Goal A
In the review thread on the entity fields RFC, where does mjwolf say the document source can usually be determined from?
Goal B
Translate this sentence from the review thread on the entity fields RFC into Spanish: "The RFCs stages are intended to build on each other, so you can keep relevant data from past stages."
Goal C
Reproduce the passage of the review thread on the entity fields RFC starting with "mjwolf · 2025-04-01T23:25:37Z" and going on through "determine the source?".

Text to read
####

You can leave this info from stage 0 in, along with the below sections. The RFCs stages are intended to build on each other, so you can keep relevant data from past stages.

mjwolf · 2025-04-01T23:17:51Z

rfcs/text/0049-entity-fields.md


-<!--


It's not necessarily required, but if you leave in the comments for future stages, it'll be easier for you to update this doc when you get to those stages.

mjwolf · 2025-04-01T23:25:37Z

rfcs/text/0049/entity.yml

+    level: core
+    type: keyword
+    short: Source module or integration that provided the entity data.
+    description: >


I think the document source can usually be determined from event.dataset or the index its in. Do you know of any cases where the existing data isn't enough to determine the source?

romulets · 2025-04-08T13:08:00Z

rfcs/text/0049/entity.yml

+title: Entity
+group: 2
+type: group
+short: Fields to describe various types of entities across IT environments.


Nitpick: What's IT environments? We might have term to describe de space in which entities can be found.

IT Environments has the common usage in inside the company environments, meanwhile this field should capture entities from services and external references too

romulets · 2025-04-08T13:10:03Z

rfcs/text/0049/entity.yml

+      A unique identifier for the entity. When multiple identifiers exist, this should be
+      the most stable and commonly used identifier that: 1) persists across the entity's
+      lifecycle, 2) ensures uniqueness within its scope, 3) is commonly used for queries
+      and correlation, and 4) is readily available in most observations (logs/events).

####

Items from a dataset
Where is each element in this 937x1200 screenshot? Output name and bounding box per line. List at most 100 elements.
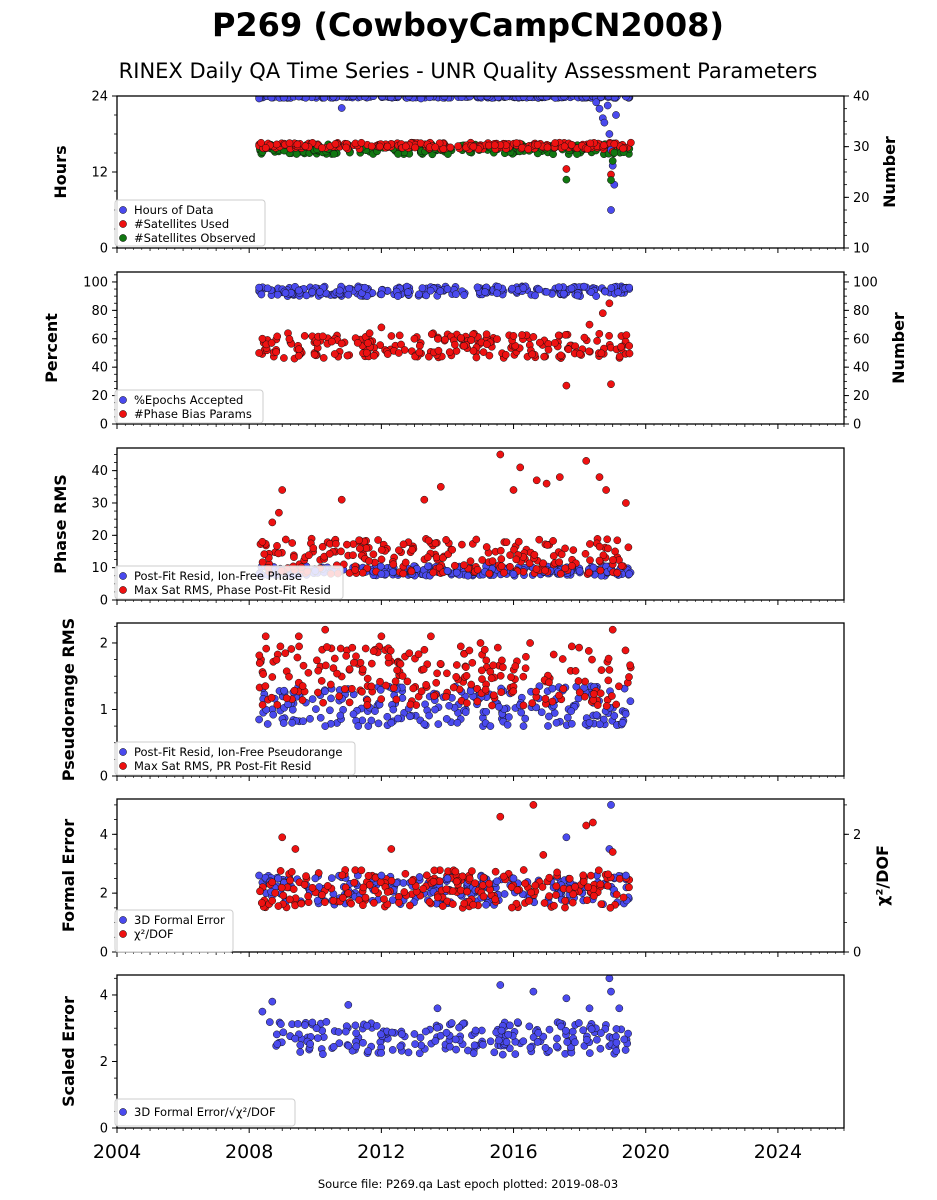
- band-point: [525, 559, 534, 568]
- band-point: [300, 332, 309, 340]
- y-tick-label: 0: [100, 1122, 108, 1137]
- legend-marker: [119, 410, 127, 418]
- band-point: [415, 873, 424, 881]
- band-point: [606, 903, 615, 912]
- band-point: [299, 717, 307, 726]
- band-point: [389, 705, 398, 714]
- band-point: [442, 885, 451, 893]
- y-tick-label: 0: [100, 242, 108, 257]
- band-point: [326, 706, 334, 715]
- band-point: [593, 1035, 601, 1044]
- y-right-axis-label: Number: [880, 136, 899, 208]
- band-point: [504, 1030, 513, 1039]
- band-point: [617, 562, 626, 570]
- y-right-tick-label: 30: [853, 140, 870, 155]
- data-point: [603, 101, 612, 110]
- band-point: [367, 142, 376, 151]
- data-point: [377, 632, 386, 641]
- data-point: [476, 639, 485, 647]
- band-point: [430, 866, 439, 875]
- y-tick-label: 0: [100, 946, 108, 961]
- band-point: [497, 562, 506, 571]
- legend-box: [114, 199, 266, 247]
- band-point: [473, 697, 482, 706]
- band-point: [488, 557, 497, 565]
- data-point: [532, 476, 541, 485]
- band-point: [472, 353, 481, 362]
- band-point: [274, 874, 283, 883]
- band-point: [334, 1028, 343, 1036]
- band-point: [268, 673, 277, 681]
- band-point: [491, 895, 500, 904]
- band-point: [521, 714, 530, 723]
- band-point: [352, 652, 360, 661]
- band-point: [362, 544, 371, 553]
- band-point: [586, 556, 594, 565]
- band-point: [485, 569, 494, 578]
- band-point: [313, 896, 322, 905]
- band-point: [433, 893, 442, 902]
- band-point: [532, 687, 540, 696]
- band-point: [506, 562, 514, 571]
- band-point: [382, 681, 390, 690]
- band-point: [408, 545, 417, 554]
- y-tick-label: 2: [100, 636, 108, 651]
- y-tick-label: 20: [91, 389, 108, 404]
- data-point: [420, 720, 429, 728]
- band-point: [280, 354, 288, 362]
- data-point: [377, 871, 386, 880]
- band-point: [367, 716, 376, 725]
- band-point: [544, 722, 552, 730]
- band-point: [407, 567, 416, 576]
- legend-marker: [119, 762, 127, 770]
- band-point: [550, 901, 558, 910]
- y-axis-label: Percent: [42, 313, 61, 383]
- band-point: [595, 542, 604, 551]
- data-point: [595, 104, 604, 113]
- data-point: [607, 380, 615, 389]
- band-point: [555, 558, 564, 567]
- band-point: [371, 886, 379, 895]
- band-point: [625, 883, 633, 892]
- y-right-tick-label: 0: [853, 418, 861, 433]
- band-point: [473, 283, 482, 292]
- y-axis-label: Phase RMS: [51, 474, 70, 574]
- band-point: [559, 684, 568, 693]
- band-point: [387, 876, 396, 885]
- data-point: [562, 833, 571, 842]
- y-right-axis-label: Number: [889, 312, 908, 384]
- band-point: [512, 139, 521, 147]
- band-point: [603, 535, 612, 544]
- band-point: [506, 551, 514, 559]
- band-point: [507, 673, 515, 681]
- band-point: [479, 348, 488, 356]
- band-point: [489, 661, 498, 670]
- band-point: [265, 1018, 274, 1026]
- band-point: [430, 692, 438, 700]
- legend-marker: [119, 748, 127, 756]
- band-point: [322, 1018, 331, 1026]
- band-point: [398, 672, 407, 680]
- data-point: [278, 833, 287, 842]
- band-point: [400, 888, 409, 896]
- y-tick-label: 30: [91, 496, 108, 511]
- data-point: [327, 337, 336, 346]
- band-point: [510, 545, 518, 554]
- band-point: [508, 903, 516, 912]
- legend-box: [114, 909, 234, 953]
- band-point: [399, 540, 408, 549]
- band-point: [502, 96, 511, 101]
- band-point: [442, 715, 451, 723]
- band-point: [452, 877, 461, 886]
- band-point: [499, 872, 508, 881]
- band-point: [361, 893, 370, 902]
- band-point: [587, 1025, 596, 1034]
- band-point: [487, 674, 496, 683]
- band-point: [529, 333, 538, 341]
- band-point: [393, 666, 401, 674]
- band-point: [595, 329, 604, 338]
- band-point: [458, 872, 467, 881]
- band-point: [608, 692, 616, 700]
- band-point: [544, 345, 553, 354]
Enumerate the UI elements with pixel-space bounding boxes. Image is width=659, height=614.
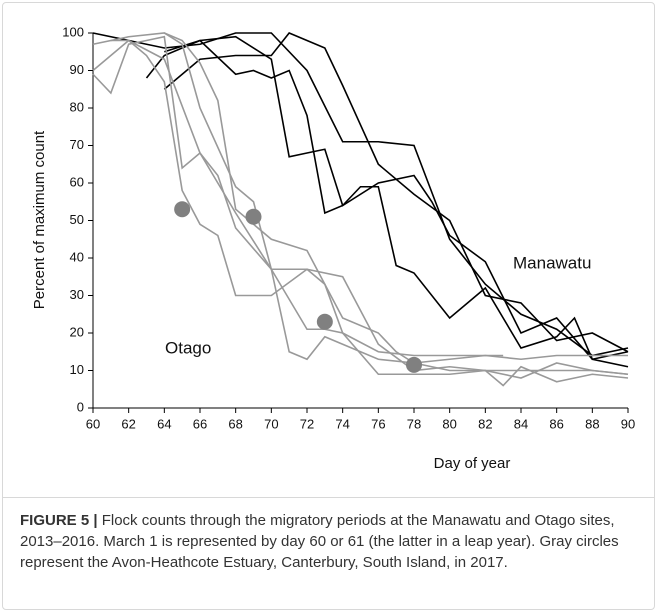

####

Correct output A
From event.dataset or the index the data is in.

Correct output B
Las etapas de los RFC están concebidas para basarse unas en otras, por lo que puede conservar los datos pertinentes de las etapas anteriores.

Correct output C
mjwolf · 2025-04-01T23:25:37Z

rfcs/text/0049/entity.yml

+    level: core
+    type: keyword
+    short: Source module or integration that provided the entity data.
+    description: >


I think the document source can usually be determined from event.dataset or the index its in. Do you know of any cases where the existing data isn't enough to determine the source?